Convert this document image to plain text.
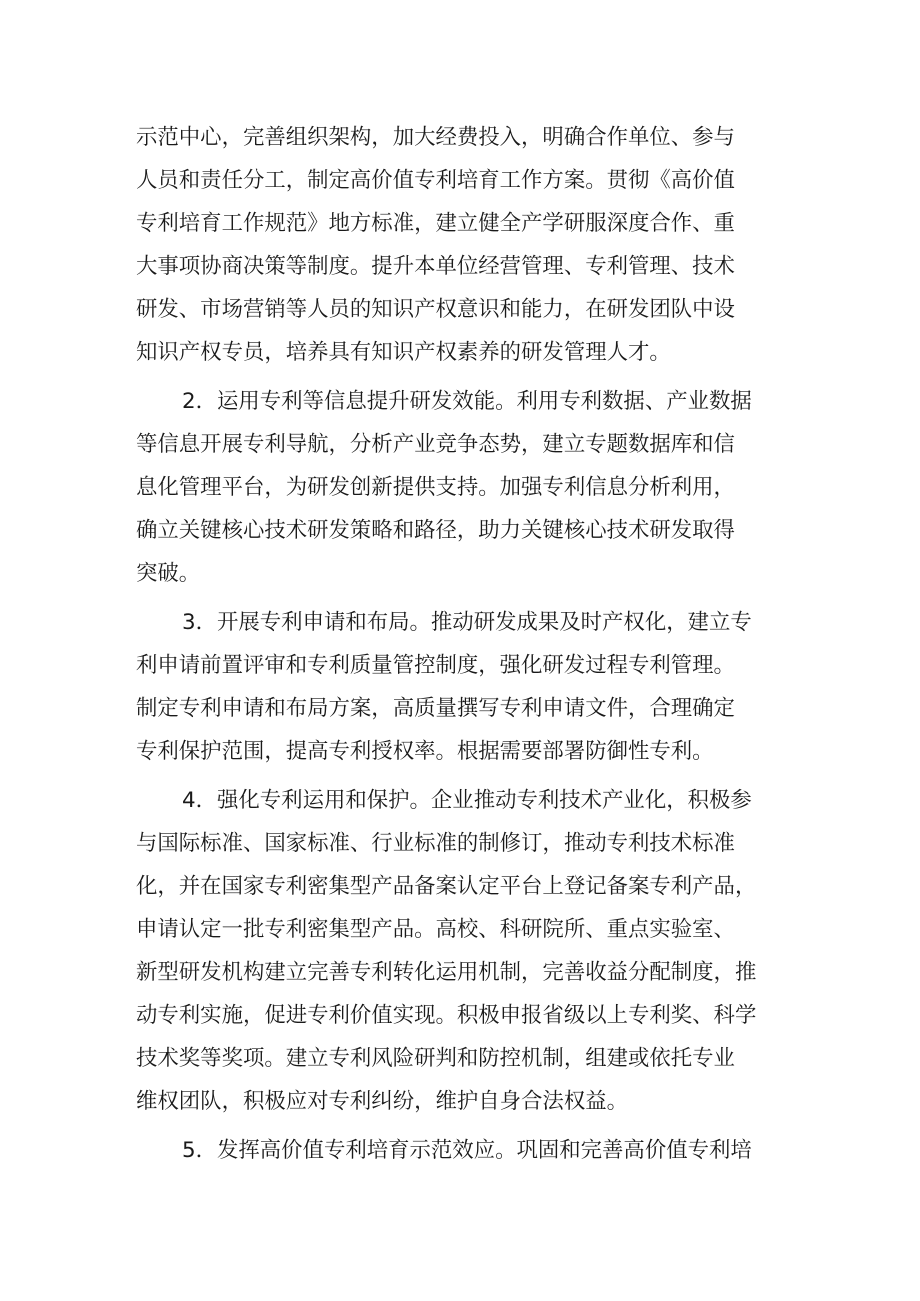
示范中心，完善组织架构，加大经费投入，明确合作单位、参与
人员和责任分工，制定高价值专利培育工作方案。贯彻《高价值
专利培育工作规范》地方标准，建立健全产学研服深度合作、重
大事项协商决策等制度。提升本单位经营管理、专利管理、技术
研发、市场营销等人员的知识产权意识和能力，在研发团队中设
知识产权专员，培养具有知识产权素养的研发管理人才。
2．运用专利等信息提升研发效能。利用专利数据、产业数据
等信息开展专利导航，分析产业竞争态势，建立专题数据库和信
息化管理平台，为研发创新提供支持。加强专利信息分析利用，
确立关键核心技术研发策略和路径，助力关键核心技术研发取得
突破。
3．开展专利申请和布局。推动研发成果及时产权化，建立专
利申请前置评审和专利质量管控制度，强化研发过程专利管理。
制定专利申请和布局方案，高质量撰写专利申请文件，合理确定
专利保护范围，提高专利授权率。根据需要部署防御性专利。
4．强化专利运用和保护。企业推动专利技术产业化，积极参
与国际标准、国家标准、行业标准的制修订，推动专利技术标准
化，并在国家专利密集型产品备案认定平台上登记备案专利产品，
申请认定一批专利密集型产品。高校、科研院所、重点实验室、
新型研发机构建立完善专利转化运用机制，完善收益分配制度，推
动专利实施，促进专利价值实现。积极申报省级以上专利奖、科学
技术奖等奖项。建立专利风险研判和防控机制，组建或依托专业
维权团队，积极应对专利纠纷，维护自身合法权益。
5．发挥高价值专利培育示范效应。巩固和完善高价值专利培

...

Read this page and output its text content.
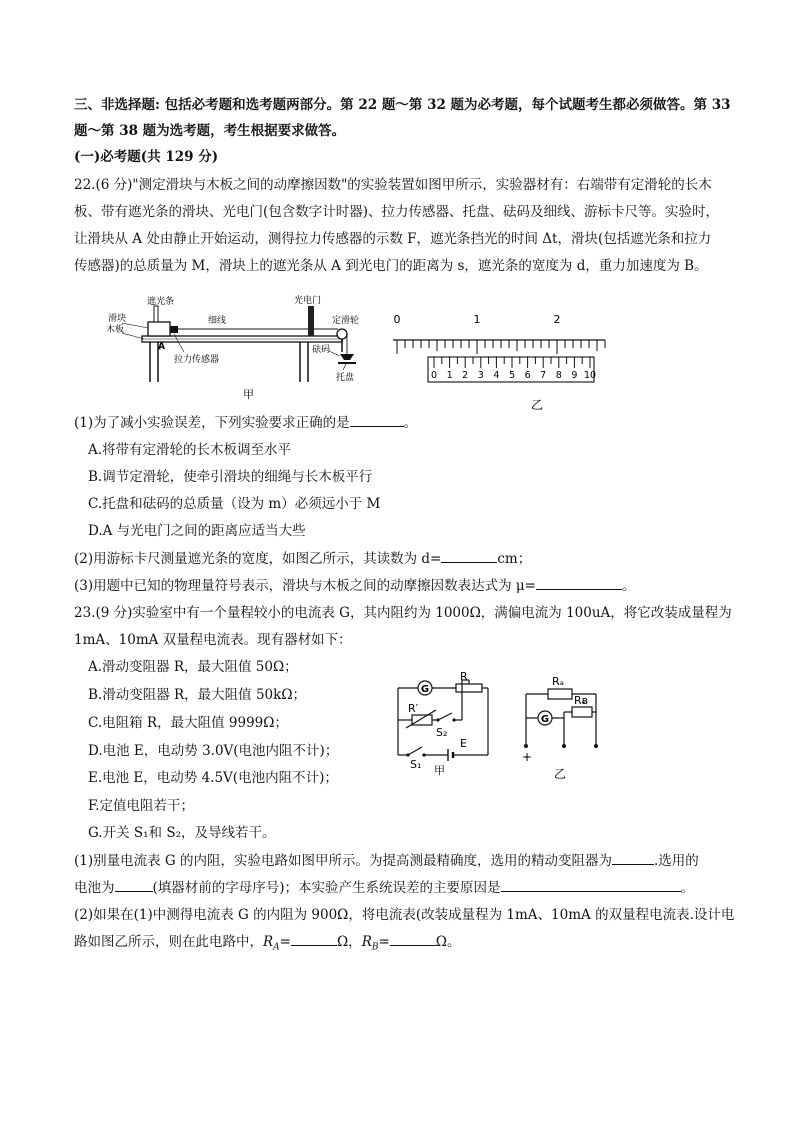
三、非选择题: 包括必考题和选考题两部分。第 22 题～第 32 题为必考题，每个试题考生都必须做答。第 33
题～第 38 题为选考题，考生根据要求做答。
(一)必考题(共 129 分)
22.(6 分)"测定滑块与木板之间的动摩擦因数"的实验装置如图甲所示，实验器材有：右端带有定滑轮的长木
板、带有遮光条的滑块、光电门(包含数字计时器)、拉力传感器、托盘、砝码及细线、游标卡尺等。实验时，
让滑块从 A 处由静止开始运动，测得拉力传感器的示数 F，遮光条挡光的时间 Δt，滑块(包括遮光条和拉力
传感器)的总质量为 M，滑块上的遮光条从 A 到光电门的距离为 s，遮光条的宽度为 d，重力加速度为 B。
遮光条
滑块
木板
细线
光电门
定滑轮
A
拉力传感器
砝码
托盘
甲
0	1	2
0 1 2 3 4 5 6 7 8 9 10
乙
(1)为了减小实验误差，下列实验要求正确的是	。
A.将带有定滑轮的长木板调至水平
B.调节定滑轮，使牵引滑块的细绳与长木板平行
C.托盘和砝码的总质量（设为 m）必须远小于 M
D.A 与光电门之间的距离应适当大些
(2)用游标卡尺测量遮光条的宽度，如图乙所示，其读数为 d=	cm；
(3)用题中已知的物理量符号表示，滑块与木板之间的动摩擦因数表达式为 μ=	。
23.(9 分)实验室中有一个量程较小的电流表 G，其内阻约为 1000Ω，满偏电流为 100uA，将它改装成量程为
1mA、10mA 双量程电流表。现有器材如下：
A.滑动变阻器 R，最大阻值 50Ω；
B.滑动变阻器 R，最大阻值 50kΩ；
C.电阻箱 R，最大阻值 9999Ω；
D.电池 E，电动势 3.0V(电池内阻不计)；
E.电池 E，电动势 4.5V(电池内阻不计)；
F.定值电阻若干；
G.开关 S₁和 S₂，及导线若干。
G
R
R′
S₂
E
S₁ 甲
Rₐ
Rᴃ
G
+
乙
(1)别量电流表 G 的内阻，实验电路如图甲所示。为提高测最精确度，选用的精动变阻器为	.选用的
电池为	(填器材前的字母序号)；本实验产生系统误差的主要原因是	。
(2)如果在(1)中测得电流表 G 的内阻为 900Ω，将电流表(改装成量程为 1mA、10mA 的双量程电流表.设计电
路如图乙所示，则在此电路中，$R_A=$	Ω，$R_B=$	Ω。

...

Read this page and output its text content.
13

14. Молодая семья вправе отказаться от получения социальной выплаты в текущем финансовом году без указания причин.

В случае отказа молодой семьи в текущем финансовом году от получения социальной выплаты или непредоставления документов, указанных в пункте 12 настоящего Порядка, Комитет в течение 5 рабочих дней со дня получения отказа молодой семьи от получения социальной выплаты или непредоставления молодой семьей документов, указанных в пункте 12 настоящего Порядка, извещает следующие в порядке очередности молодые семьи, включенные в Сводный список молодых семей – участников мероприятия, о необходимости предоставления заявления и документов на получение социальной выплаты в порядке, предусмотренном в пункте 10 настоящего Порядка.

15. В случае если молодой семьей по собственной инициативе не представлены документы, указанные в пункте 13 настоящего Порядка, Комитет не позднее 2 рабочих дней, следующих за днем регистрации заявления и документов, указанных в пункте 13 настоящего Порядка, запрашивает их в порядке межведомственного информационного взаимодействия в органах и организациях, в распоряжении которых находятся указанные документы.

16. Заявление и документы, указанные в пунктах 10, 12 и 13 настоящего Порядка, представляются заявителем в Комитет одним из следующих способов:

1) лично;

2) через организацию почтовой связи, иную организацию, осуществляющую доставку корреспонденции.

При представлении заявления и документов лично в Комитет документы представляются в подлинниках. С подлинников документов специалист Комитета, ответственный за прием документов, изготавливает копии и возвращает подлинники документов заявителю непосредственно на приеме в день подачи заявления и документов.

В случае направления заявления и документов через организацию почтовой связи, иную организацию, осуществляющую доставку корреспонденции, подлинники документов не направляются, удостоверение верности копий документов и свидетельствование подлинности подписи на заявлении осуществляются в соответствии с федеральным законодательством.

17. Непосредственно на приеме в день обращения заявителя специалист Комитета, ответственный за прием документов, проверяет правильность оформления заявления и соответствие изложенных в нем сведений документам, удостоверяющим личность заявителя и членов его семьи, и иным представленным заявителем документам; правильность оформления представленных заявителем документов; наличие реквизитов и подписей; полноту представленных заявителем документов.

## What to work on
From the listing above, copy all lines holding the word "связи".

## Solved problem
2) через организацию почтовой связи, иную организацию, осуществляющую доставку корреспонденции.
В случае направления заявления и документов через организацию почтовой связи, иную организацию, осуществляющую доставку корреспонденции, подлинники документов не направляются, удостоверение верности копий документов и свидетельствование подлинности подписи на заявлении осуществляются в соответствии с федеральным законодательством.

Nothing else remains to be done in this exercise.